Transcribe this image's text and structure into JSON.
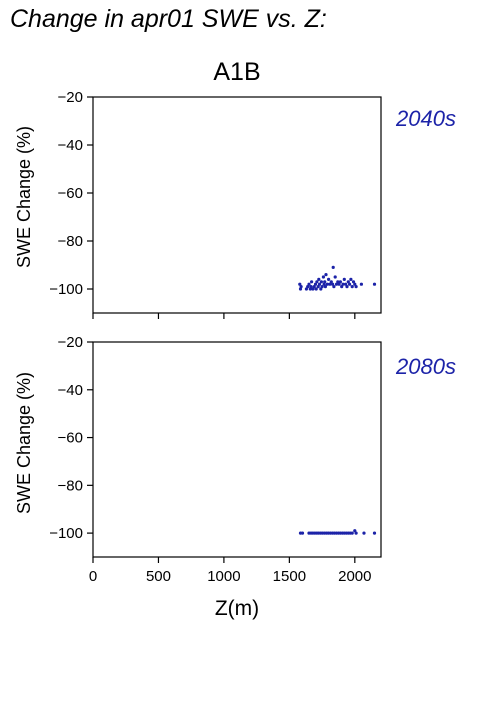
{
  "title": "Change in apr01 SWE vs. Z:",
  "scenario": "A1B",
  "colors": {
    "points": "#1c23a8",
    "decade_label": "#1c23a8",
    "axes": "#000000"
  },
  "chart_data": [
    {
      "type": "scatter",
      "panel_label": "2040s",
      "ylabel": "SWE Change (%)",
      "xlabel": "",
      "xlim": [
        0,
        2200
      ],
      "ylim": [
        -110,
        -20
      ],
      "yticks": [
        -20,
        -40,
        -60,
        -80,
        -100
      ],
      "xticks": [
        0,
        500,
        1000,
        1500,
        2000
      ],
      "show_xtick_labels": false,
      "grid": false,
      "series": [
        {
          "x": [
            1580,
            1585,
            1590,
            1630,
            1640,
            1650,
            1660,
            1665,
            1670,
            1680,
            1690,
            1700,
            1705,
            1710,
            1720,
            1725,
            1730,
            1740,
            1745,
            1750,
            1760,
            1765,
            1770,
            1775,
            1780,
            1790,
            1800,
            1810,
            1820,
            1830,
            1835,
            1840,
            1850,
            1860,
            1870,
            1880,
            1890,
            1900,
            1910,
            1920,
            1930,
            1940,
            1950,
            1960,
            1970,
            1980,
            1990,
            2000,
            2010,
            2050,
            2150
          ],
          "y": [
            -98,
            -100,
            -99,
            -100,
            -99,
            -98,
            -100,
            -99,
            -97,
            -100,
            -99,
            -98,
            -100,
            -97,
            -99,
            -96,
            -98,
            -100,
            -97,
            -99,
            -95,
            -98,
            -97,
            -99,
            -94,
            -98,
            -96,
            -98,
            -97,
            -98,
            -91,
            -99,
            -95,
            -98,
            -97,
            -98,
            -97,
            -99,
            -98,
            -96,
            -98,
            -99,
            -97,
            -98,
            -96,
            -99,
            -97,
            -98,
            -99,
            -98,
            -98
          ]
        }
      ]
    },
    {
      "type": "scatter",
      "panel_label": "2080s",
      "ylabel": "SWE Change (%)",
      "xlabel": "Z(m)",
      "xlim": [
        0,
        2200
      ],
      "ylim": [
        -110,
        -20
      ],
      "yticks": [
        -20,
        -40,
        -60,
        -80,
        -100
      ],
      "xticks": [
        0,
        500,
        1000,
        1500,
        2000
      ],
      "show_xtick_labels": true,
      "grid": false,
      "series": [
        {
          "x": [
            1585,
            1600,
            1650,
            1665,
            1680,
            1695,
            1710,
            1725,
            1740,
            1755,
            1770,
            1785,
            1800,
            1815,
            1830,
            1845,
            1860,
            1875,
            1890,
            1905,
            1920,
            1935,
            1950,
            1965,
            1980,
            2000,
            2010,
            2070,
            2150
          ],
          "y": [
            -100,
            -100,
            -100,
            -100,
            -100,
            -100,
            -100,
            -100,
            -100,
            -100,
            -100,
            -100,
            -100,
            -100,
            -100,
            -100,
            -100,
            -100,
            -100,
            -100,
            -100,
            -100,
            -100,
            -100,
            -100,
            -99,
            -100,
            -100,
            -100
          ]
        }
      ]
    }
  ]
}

+++++

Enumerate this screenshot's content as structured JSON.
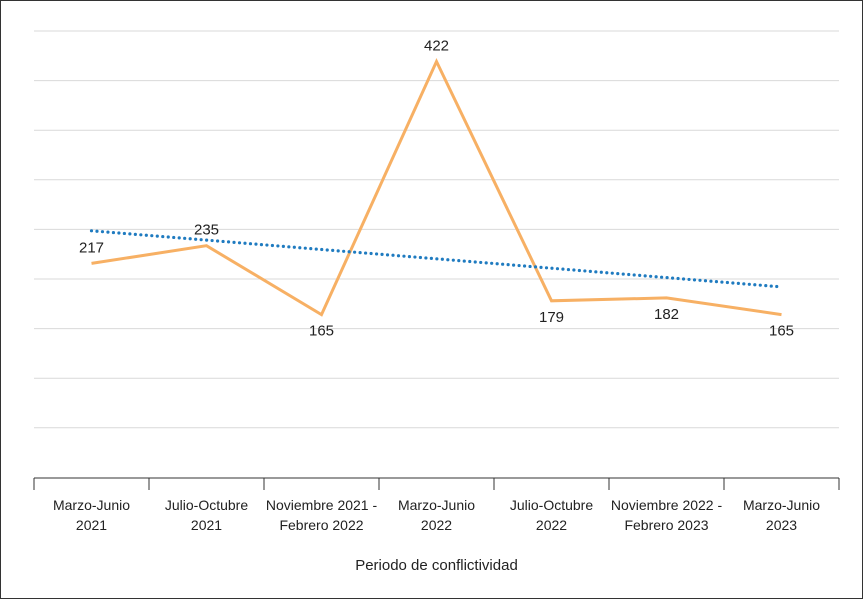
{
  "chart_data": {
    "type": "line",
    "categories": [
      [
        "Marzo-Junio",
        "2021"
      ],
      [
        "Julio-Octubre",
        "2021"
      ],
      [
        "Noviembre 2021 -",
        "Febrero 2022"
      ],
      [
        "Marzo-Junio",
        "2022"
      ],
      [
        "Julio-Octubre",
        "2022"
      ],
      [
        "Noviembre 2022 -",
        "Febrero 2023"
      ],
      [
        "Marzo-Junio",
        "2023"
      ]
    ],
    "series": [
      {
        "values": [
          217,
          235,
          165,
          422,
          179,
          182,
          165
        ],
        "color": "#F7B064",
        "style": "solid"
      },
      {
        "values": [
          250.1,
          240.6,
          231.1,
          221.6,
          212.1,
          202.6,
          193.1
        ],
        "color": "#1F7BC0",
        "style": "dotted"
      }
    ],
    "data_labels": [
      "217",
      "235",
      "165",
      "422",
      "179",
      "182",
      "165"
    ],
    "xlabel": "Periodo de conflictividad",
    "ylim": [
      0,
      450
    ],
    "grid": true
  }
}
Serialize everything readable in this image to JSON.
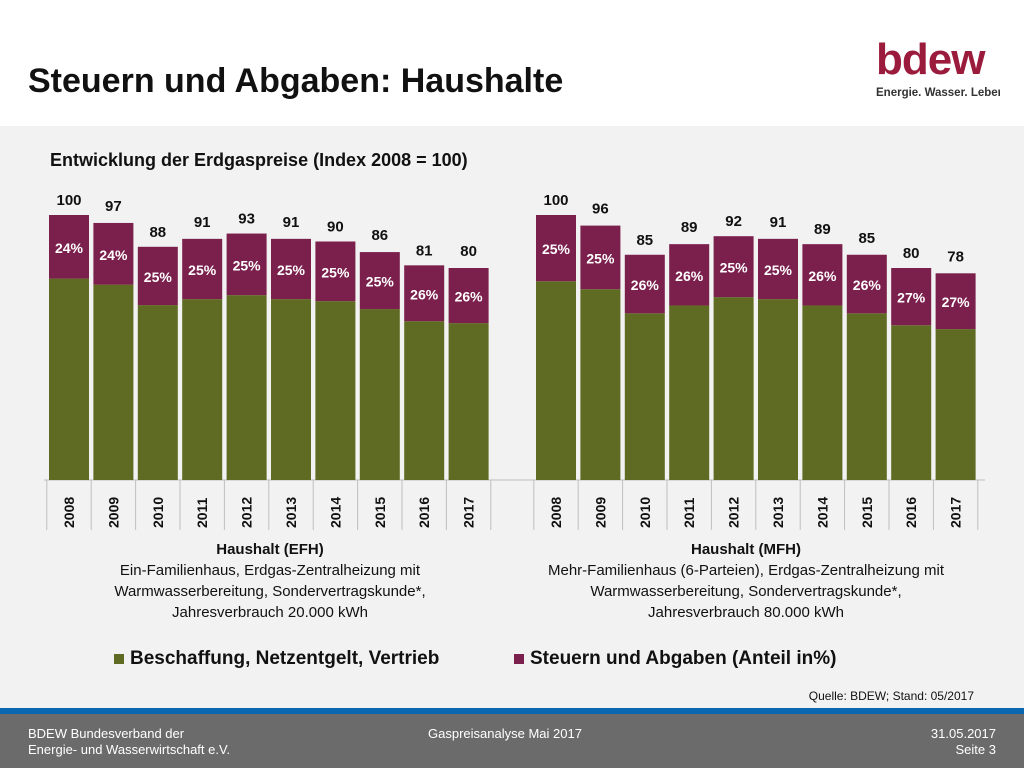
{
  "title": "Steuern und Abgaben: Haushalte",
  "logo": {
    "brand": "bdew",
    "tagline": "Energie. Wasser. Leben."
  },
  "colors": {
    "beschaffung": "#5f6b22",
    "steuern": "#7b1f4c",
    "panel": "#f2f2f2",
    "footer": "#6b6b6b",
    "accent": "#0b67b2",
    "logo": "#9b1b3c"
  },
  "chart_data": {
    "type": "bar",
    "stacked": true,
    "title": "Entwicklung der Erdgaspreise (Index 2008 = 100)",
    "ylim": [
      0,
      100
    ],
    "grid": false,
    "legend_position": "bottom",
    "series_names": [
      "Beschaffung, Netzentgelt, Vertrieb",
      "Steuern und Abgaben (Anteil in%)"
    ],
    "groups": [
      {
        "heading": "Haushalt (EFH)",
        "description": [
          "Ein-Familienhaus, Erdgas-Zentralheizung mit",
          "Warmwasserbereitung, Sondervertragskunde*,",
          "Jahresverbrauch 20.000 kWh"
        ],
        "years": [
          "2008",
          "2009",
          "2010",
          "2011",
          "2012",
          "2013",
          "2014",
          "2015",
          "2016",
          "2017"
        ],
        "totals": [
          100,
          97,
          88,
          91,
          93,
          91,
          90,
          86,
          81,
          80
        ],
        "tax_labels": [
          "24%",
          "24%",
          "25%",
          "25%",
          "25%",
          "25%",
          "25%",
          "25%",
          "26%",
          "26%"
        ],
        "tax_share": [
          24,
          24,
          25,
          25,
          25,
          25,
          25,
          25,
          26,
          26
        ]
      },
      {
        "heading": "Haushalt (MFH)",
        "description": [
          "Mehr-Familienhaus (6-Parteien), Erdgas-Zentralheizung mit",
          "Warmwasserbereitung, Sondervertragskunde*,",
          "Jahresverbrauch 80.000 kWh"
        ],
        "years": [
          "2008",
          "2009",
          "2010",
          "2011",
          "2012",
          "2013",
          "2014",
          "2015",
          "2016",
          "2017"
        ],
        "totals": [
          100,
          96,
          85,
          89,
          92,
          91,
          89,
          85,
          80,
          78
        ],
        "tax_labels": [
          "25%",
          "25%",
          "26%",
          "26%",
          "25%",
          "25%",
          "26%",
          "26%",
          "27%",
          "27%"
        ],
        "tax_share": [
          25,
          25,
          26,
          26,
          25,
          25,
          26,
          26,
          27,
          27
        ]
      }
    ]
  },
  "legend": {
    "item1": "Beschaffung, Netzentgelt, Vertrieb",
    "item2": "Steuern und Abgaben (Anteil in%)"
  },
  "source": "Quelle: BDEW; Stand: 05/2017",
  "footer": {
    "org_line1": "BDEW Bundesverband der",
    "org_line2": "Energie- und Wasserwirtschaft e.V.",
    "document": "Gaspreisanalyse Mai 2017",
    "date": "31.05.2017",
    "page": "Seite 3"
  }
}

+++++

▶ THE REQUEST:
Copy out each line of the data where the string "JSON" appears.

▶ COMPLETED EXERCISE:
Transcribe this image's text and structure into JSON.
Enumerate this screenshot's content as structured JSON.
Serialize everything readable in this image to JSON.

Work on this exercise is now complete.